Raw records
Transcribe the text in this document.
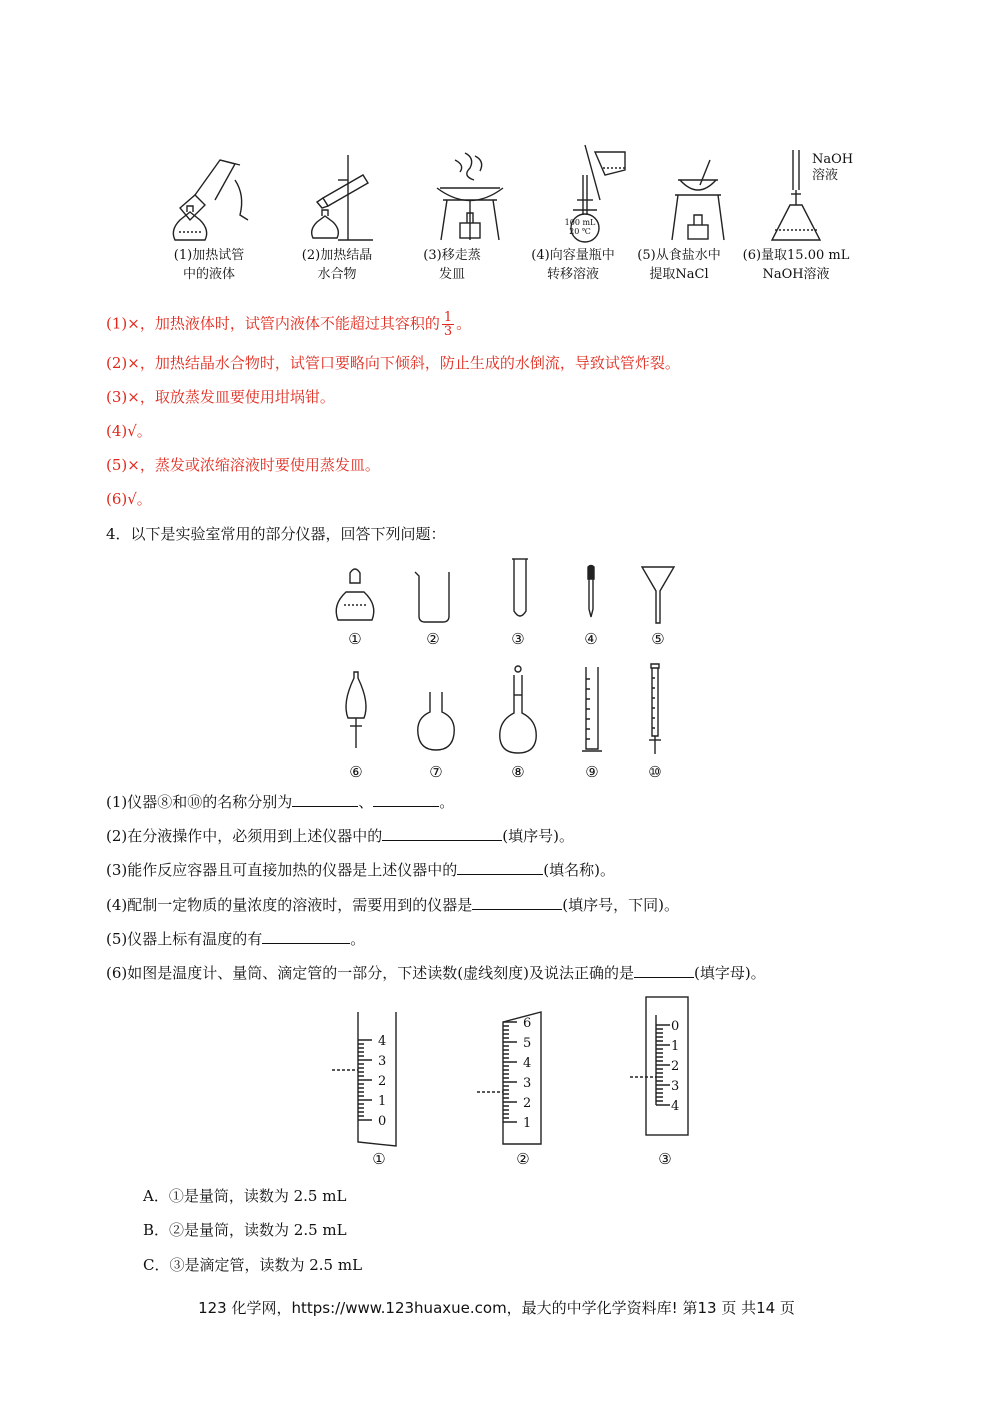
NaOH
溶液
100 mL
20 ℃
(1)加热试管
中的液体
(2)加热结晶
水合物
(3)移走蒸
发皿
(4)向容量瓶中
转移溶液
(5)从食盐水中
提取NaCl
(6)量取15.00 mL
NaOH溶液
(1)×，加热液体时，试管内液体不能超过其容积的 $\frac{1}{3}$ 。
(2)×，加热结晶水合物时，试管口要略向下倾斜，防止生成的水倒流，导致试管炸裂。
(3)×，取放蒸发皿要使用坩埚钳。
(4)√。
(5)×，蒸发或浓缩溶液时要使用蒸发皿。
(6)√。
4．以下是实验室常用的部分仪器，回答下列问题：
①	②	③	④	⑤
⑥	⑦	⑧	⑨	⑩
(1)仪器⑧和⑩的名称分别为	、	。
(2)在分液操作中，必须用到上述仪器中的	(填序号)。
(3)能作反应容器且可直接加热的仪器是上述仪器中的	(填名称)。
(4)配制一定物质的量浓度的溶液时，需要用到的仪器是	(填序号，下同)。
(5)仪器上标有温度的有	。
(6)如图是温度计、量筒、滴定管的一部分，下述读数(虚线刻度)及说法正确的是	(填字母)。
4
3
2
1
0
6
5
4
3
2
1
0
1
2
3
4
①	②	③
A．①是量筒，读数为 2.5 mL
B．②是量筒，读数为 2.5 mL
C．③是滴定管，读数为 2.5 mL
123 化学网，https://www.123huaxue.com，最大的中学化学资料库! 第13 页 共14 页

Directions
Reproduce every entry word for word, but omit the pictures.

Answer for this exercise
Transcribe the text in this document.
NaOH
溶液
100 mL
20 ℃
(1)加热试管
中的液体
(2)加热结晶
水合物
(3)移走蒸
发皿
(4)向容量瓶中
转移溶液
(5)从食盐水中
提取NaCl
(6)量取15.00 mL
NaOH溶液
(1)×，加热液体时，试管内液体不能超过其容积的 $\frac{1}{3}$ 。
(2)×，加热结晶水合物时，试管口要略向下倾斜，防止生成的水倒流，导致试管炸裂。
(3)×，取放蒸发皿要使用坩埚钳。
(4)√。
(5)×，蒸发或浓缩溶液时要使用蒸发皿。
(6)√。
4．以下是实验室常用的部分仪器，回答下列问题：
①	②	③	④	⑤
⑥	⑦	⑧	⑨	⑩
(1)仪器⑧和⑩的名称分别为	、	。
(2)在分液操作中，必须用到上述仪器中的	(填序号)。
(3)能作反应容器且可直接加热的仪器是上述仪器中的	(填名称)。
(4)配制一定物质的量浓度的溶液时，需要用到的仪器是	(填序号，下同)。
(5)仪器上标有温度的有	。
(6)如图是温度计、量筒、滴定管的一部分，下述读数(虚线刻度)及说法正确的是	(填字母)。
4
3
2
1
0
6
5
4
3
2
1
0
1
2
3
4
①	②	③
A．①是量筒，读数为 2.5 mL
B．②是量筒，读数为 2.5 mL
C．③是滴定管，读数为 2.5 mL
123 化学网，https://www.123huaxue.com，最大的中学化学资料库! 第13 页 共14 页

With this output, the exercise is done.